_Short task_:
The output should consist solely of the line containing "Parse this screenshot: output" and the lines that follow it through the end of the data below.

_The records_:
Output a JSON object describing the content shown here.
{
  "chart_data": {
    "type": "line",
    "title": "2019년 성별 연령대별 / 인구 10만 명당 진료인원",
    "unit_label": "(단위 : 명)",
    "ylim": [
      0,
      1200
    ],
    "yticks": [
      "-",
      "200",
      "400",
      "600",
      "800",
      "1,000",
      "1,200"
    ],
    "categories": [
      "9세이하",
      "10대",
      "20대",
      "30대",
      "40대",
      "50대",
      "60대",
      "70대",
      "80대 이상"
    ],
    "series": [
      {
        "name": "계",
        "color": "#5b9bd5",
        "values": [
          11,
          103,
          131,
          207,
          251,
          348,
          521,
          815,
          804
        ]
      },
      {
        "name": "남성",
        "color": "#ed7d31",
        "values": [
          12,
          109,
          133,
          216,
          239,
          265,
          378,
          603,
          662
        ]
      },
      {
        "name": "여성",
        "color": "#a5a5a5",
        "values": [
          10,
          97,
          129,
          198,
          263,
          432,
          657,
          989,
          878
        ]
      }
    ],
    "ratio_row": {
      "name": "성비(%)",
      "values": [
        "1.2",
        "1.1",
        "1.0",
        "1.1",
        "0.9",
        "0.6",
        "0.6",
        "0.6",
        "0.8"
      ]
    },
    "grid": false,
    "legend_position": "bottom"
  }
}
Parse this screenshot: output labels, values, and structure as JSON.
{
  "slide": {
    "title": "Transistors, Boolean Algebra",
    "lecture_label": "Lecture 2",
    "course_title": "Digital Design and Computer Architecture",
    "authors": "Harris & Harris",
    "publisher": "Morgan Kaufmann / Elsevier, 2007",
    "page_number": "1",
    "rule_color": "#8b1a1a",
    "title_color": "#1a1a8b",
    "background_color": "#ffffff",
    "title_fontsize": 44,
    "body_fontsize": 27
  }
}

_Response below_:
Parse this screenshot: output labels, values, and structure as JSON.
{
  "slide": {
    "title": "Transistors, Boolean Algebra",
    "lecture_label": "Lecture 2",
    "course_title": "Digital Design and Computer Architecture",
    "authors": "Harris & Harris",
    "publisher": "Morgan Kaufmann / Elsevier, 2007",
    "page_number": "1",
    "rule_color": "#8b1a1a",
    "title_color": "#1a1a8b",
    "background_color": "#ffffff",
    "title_fontsize": 44,
    "body_fontsize": 27
  }
}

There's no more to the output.